:: Data listing ::
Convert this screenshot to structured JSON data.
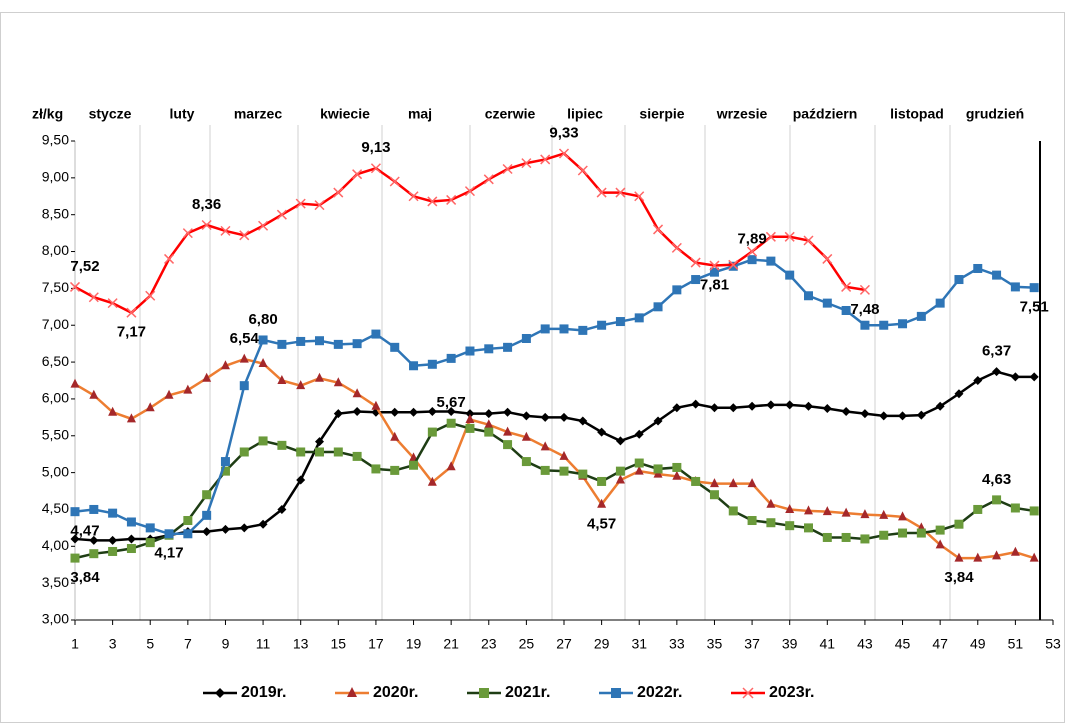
{
  "chart_data": {
    "type": "line",
    "y_label": "zł/kg",
    "months": [
      "stycze",
      "luty",
      "marzec",
      "kwiecie",
      "maj",
      "czerwie",
      "lipiec",
      "sierpie",
      "wrzesie",
      "październ",
      "listopad",
      "grudzień"
    ],
    "x": [
      1,
      2,
      3,
      4,
      5,
      6,
      7,
      8,
      9,
      10,
      11,
      12,
      13,
      14,
      15,
      16,
      17,
      18,
      19,
      20,
      21,
      22,
      23,
      24,
      25,
      26,
      27,
      28,
      29,
      30,
      31,
      32,
      33,
      34,
      35,
      36,
      37,
      38,
      39,
      40,
      41,
      42,
      43,
      44,
      45,
      46,
      47,
      48,
      49,
      50,
      51,
      52
    ],
    "xlim": [
      1,
      53
    ],
    "xticks": [
      1,
      3,
      5,
      7,
      9,
      11,
      13,
      15,
      17,
      19,
      21,
      23,
      25,
      27,
      29,
      31,
      33,
      35,
      37,
      39,
      41,
      43,
      45,
      47,
      49,
      51,
      53
    ],
    "ylim": [
      3,
      9.5
    ],
    "yticks": [
      {
        "value": 3,
        "label": "3,00"
      },
      {
        "value": 3.5,
        "label": "3,50"
      },
      {
        "value": 4,
        "label": "4,00"
      },
      {
        "value": 4.5,
        "label": "4,50"
      },
      {
        "value": 5,
        "label": "5,00"
      },
      {
        "value": 5.5,
        "label": "5,50"
      },
      {
        "value": 6,
        "label": "6,00"
      },
      {
        "value": 6.5,
        "label": "6,50"
      },
      {
        "value": 7,
        "label": "7,00"
      },
      {
        "value": 7.5,
        "label": "7,50"
      },
      {
        "value": 8,
        "label": "8,00"
      },
      {
        "value": 8.5,
        "label": "8,50"
      },
      {
        "value": 9,
        "label": "9,00"
      },
      {
        "value": 9.5,
        "label": "9,50"
      }
    ],
    "grid": false,
    "legend": "bottom",
    "series": [
      {
        "name": "2019r.",
        "color": "#000000",
        "marker": "diamond",
        "marker_color": "#000000",
        "values": [
          4.1,
          4.08,
          4.08,
          4.1,
          4.1,
          4.15,
          4.2,
          4.2,
          4.23,
          4.25,
          4.3,
          4.5,
          4.9,
          5.42,
          5.8,
          5.83,
          5.82,
          5.82,
          5.82,
          5.83,
          5.83,
          5.8,
          5.8,
          5.82,
          5.77,
          5.75,
          5.75,
          5.7,
          5.55,
          5.43,
          5.52,
          5.7,
          5.88,
          5.93,
          5.88,
          5.88,
          5.9,
          5.92,
          5.92,
          5.9,
          5.87,
          5.83,
          5.8,
          5.77,
          5.77,
          5.78,
          5.9,
          6.07,
          6.25,
          6.37,
          6.3,
          6.3
        ],
        "value_labels": [
          null,
          null,
          null,
          null,
          null,
          null,
          null,
          null,
          null,
          null,
          null,
          null,
          null,
          null,
          null,
          null,
          null,
          null,
          null,
          null,
          null,
          null,
          null,
          null,
          null,
          null,
          null,
          null,
          null,
          null,
          null,
          null,
          null,
          null,
          null,
          null,
          null,
          null,
          null,
          null,
          null,
          null,
          null,
          null,
          null,
          null,
          null,
          null,
          null,
          "6,37",
          null,
          null
        ]
      },
      {
        "name": "2020r.",
        "color": "#ed7d31",
        "marker": "triangle",
        "marker_color": "#a5282a",
        "values": [
          6.2,
          6.05,
          5.82,
          5.73,
          5.88,
          6.05,
          6.12,
          6.28,
          6.45,
          6.54,
          6.48,
          6.25,
          6.18,
          6.28,
          6.22,
          6.07,
          5.9,
          5.48,
          5.2,
          4.87,
          5.08,
          5.72,
          5.65,
          5.55,
          5.48,
          5.35,
          5.22,
          4.95,
          4.57,
          4.9,
          5.02,
          4.98,
          4.95,
          4.88,
          4.85,
          4.85,
          4.85,
          4.57,
          4.5,
          4.48,
          4.47,
          4.45,
          4.43,
          4.42,
          4.4,
          4.25,
          4.02,
          3.84,
          3.84,
          3.87,
          3.92,
          3.84
        ],
        "value_labels": [
          null,
          null,
          null,
          null,
          null,
          null,
          null,
          null,
          null,
          "6,54",
          null,
          null,
          null,
          null,
          null,
          null,
          null,
          null,
          null,
          null,
          null,
          null,
          null,
          null,
          null,
          null,
          null,
          null,
          "4,57",
          null,
          null,
          null,
          null,
          null,
          null,
          null,
          null,
          null,
          null,
          null,
          null,
          null,
          null,
          null,
          null,
          null,
          null,
          "3,84",
          null,
          null,
          null,
          null
        ]
      },
      {
        "name": "2021r.",
        "color": "#1e3d14",
        "marker": "square",
        "marker_color": "#6a9a3a",
        "values": [
          3.84,
          3.9,
          3.93,
          3.97,
          4.05,
          4.15,
          4.35,
          4.7,
          5.02,
          5.28,
          5.43,
          5.37,
          5.28,
          5.28,
          5.28,
          5.22,
          5.05,
          5.03,
          5.1,
          5.55,
          5.67,
          5.6,
          5.55,
          5.38,
          5.15,
          5.03,
          5.02,
          4.98,
          4.88,
          5.02,
          5.13,
          5.05,
          5.07,
          4.88,
          4.7,
          4.48,
          4.35,
          4.32,
          4.28,
          4.25,
          4.12,
          4.12,
          4.1,
          4.15,
          4.18,
          4.18,
          4.22,
          4.3,
          4.5,
          4.63,
          4.52,
          4.48
        ],
        "value_labels": [
          "3,84",
          null,
          null,
          null,
          null,
          null,
          null,
          null,
          null,
          null,
          null,
          null,
          null,
          null,
          null,
          null,
          null,
          null,
          null,
          null,
          "5,67",
          null,
          null,
          null,
          null,
          null,
          null,
          null,
          null,
          null,
          null,
          null,
          null,
          null,
          null,
          null,
          null,
          null,
          null,
          null,
          null,
          null,
          null,
          null,
          null,
          null,
          null,
          null,
          null,
          "4,63",
          null,
          null
        ]
      },
      {
        "name": "2022r.",
        "color": "#2e75b6",
        "marker": "square",
        "marker_color": "#2e75b6",
        "values": [
          4.47,
          4.5,
          4.45,
          4.33,
          4.25,
          4.17,
          4.17,
          4.42,
          5.15,
          6.18,
          6.8,
          6.74,
          6.78,
          6.79,
          6.74,
          6.75,
          6.88,
          6.7,
          6.45,
          6.47,
          6.55,
          6.65,
          6.68,
          6.7,
          6.82,
          6.95,
          6.95,
          6.93,
          7.0,
          7.05,
          7.1,
          7.25,
          7.48,
          7.62,
          7.72,
          7.8,
          7.89,
          7.87,
          7.68,
          7.4,
          7.3,
          7.2,
          7.0,
          7.0,
          7.02,
          7.12,
          7.3,
          7.62,
          7.77,
          7.68,
          7.52,
          7.51
        ],
        "value_labels": [
          "4,47",
          null,
          null,
          null,
          null,
          "4,17",
          null,
          null,
          null,
          null,
          "6,80",
          null,
          null,
          null,
          null,
          null,
          null,
          null,
          null,
          null,
          null,
          null,
          null,
          null,
          null,
          null,
          null,
          null,
          null,
          null,
          null,
          null,
          null,
          null,
          null,
          null,
          "7,89",
          null,
          null,
          null,
          null,
          null,
          null,
          null,
          null,
          null,
          null,
          null,
          null,
          null,
          null,
          "7,51"
        ]
      },
      {
        "name": "2023r.",
        "color": "#ff0000",
        "marker": "x",
        "marker_color": "#ff6666",
        "values": [
          7.52,
          7.38,
          7.3,
          7.17,
          7.4,
          7.9,
          8.25,
          8.36,
          8.28,
          8.22,
          8.35,
          8.5,
          8.65,
          8.63,
          8.8,
          9.05,
          9.13,
          8.95,
          8.75,
          8.68,
          8.7,
          8.82,
          8.98,
          9.12,
          9.2,
          9.25,
          9.33,
          9.1,
          8.8,
          8.8,
          8.75,
          8.3,
          8.05,
          7.85,
          7.81,
          7.82,
          8.0,
          8.2,
          8.2,
          8.15,
          7.9,
          7.52,
          7.48,
          null,
          null,
          null,
          null,
          null,
          null,
          null,
          null,
          null
        ],
        "value_labels": [
          "7,52",
          null,
          null,
          "7,17",
          null,
          null,
          null,
          "8,36",
          null,
          null,
          null,
          null,
          null,
          null,
          null,
          null,
          "9,13",
          null,
          null,
          null,
          null,
          null,
          null,
          null,
          null,
          null,
          "9,33",
          null,
          null,
          null,
          null,
          null,
          null,
          null,
          "7,81",
          null,
          null,
          null,
          null,
          null,
          null,
          null,
          "7,48",
          null,
          null,
          null,
          null,
          null,
          null,
          null,
          null,
          null
        ]
      }
    ]
  }
}
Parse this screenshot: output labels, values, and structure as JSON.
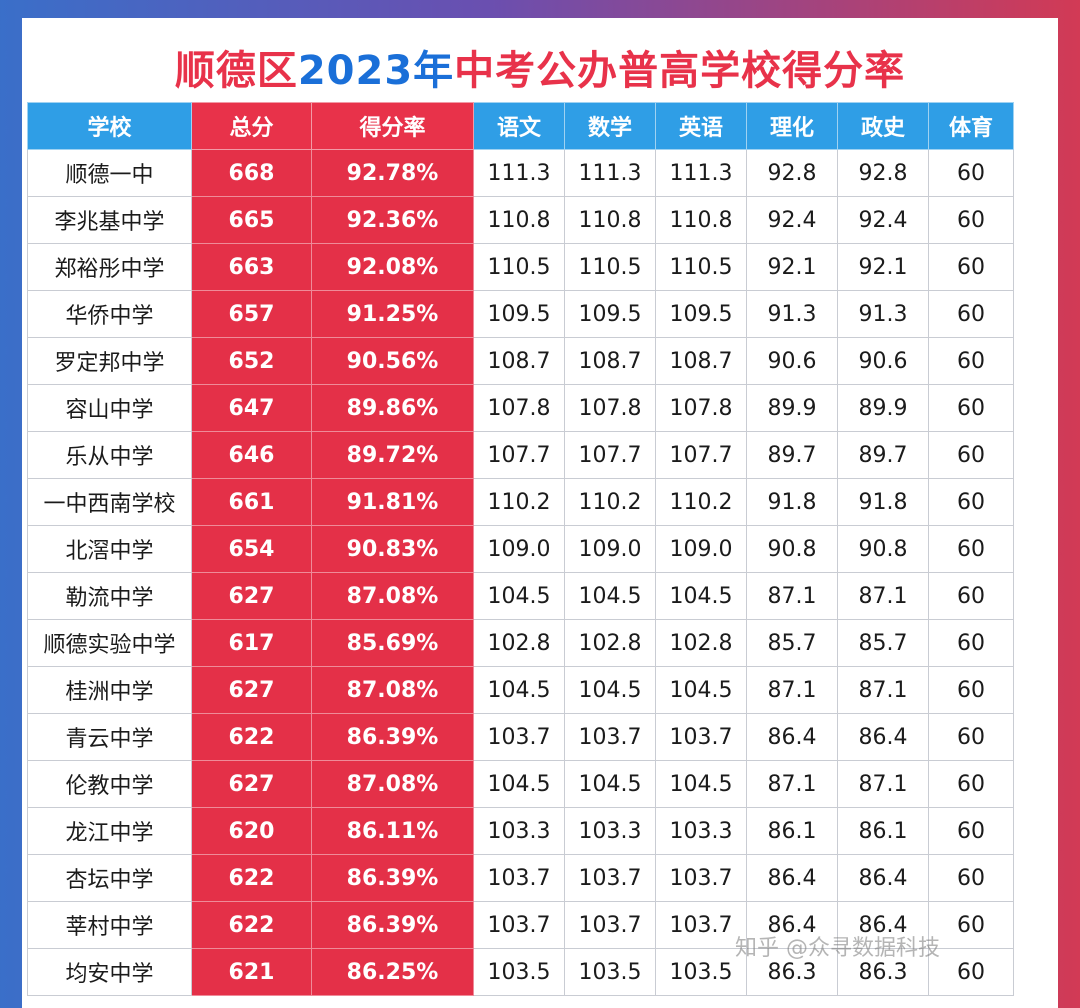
{
  "title": {
    "part1": "顺德区",
    "part2": "2023年",
    "part3": "中考公办普高学校得分率"
  },
  "headers": [
    "学校",
    "总分",
    "得分率",
    "语文",
    "数学",
    "英语",
    "理化",
    "政史",
    "体育"
  ],
  "rows": [
    [
      "顺德一中",
      "668",
      "92.78%",
      "111.3",
      "111.3",
      "111.3",
      "92.8",
      "92.8",
      "60"
    ],
    [
      "李兆基中学",
      "665",
      "92.36%",
      "110.8",
      "110.8",
      "110.8",
      "92.4",
      "92.4",
      "60"
    ],
    [
      "郑裕彤中学",
      "663",
      "92.08%",
      "110.5",
      "110.5",
      "110.5",
      "92.1",
      "92.1",
      "60"
    ],
    [
      "华侨中学",
      "657",
      "91.25%",
      "109.5",
      "109.5",
      "109.5",
      "91.3",
      "91.3",
      "60"
    ],
    [
      "罗定邦中学",
      "652",
      "90.56%",
      "108.7",
      "108.7",
      "108.7",
      "90.6",
      "90.6",
      "60"
    ],
    [
      "容山中学",
      "647",
      "89.86%",
      "107.8",
      "107.8",
      "107.8",
      "89.9",
      "89.9",
      "60"
    ],
    [
      "乐从中学",
      "646",
      "89.72%",
      "107.7",
      "107.7",
      "107.7",
      "89.7",
      "89.7",
      "60"
    ],
    [
      "一中西南学校",
      "661",
      "91.81%",
      "110.2",
      "110.2",
      "110.2",
      "91.8",
      "91.8",
      "60"
    ],
    [
      "北滘中学",
      "654",
      "90.83%",
      "109.0",
      "109.0",
      "109.0",
      "90.8",
      "90.8",
      "60"
    ],
    [
      "勒流中学",
      "627",
      "87.08%",
      "104.5",
      "104.5",
      "104.5",
      "87.1",
      "87.1",
      "60"
    ],
    [
      "顺德实验中学",
      "617",
      "85.69%",
      "102.8",
      "102.8",
      "102.8",
      "85.7",
      "85.7",
      "60"
    ],
    [
      "桂洲中学",
      "627",
      "87.08%",
      "104.5",
      "104.5",
      "104.5",
      "87.1",
      "87.1",
      "60"
    ],
    [
      "青云中学",
      "622",
      "86.39%",
      "103.7",
      "103.7",
      "103.7",
      "86.4",
      "86.4",
      "60"
    ],
    [
      "伦教中学",
      "627",
      "87.08%",
      "104.5",
      "104.5",
      "104.5",
      "87.1",
      "87.1",
      "60"
    ],
    [
      "龙江中学",
      "620",
      "86.11%",
      "103.3",
      "103.3",
      "103.3",
      "86.1",
      "86.1",
      "60"
    ],
    [
      "杏坛中学",
      "622",
      "86.39%",
      "103.7",
      "103.7",
      "103.7",
      "86.4",
      "86.4",
      "60"
    ],
    [
      "莘村中学",
      "622",
      "86.39%",
      "103.7",
      "103.7",
      "103.7",
      "86.4",
      "86.4",
      "60"
    ],
    [
      "均安中学",
      "621",
      "86.25%",
      "103.5",
      "103.5",
      "103.5",
      "86.3",
      "86.3",
      "60"
    ]
  ],
  "watermark": "知乎 @众寻数据科技",
  "colors": {
    "header_blue": "#2f9ee6",
    "accent_red": "#e43048",
    "title_blue": "#1a6fd8"
  }
}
:::
## [Work to be completed]
Tell how many lines of the records above hold the string "name". Give no other text.

## [Task output]
5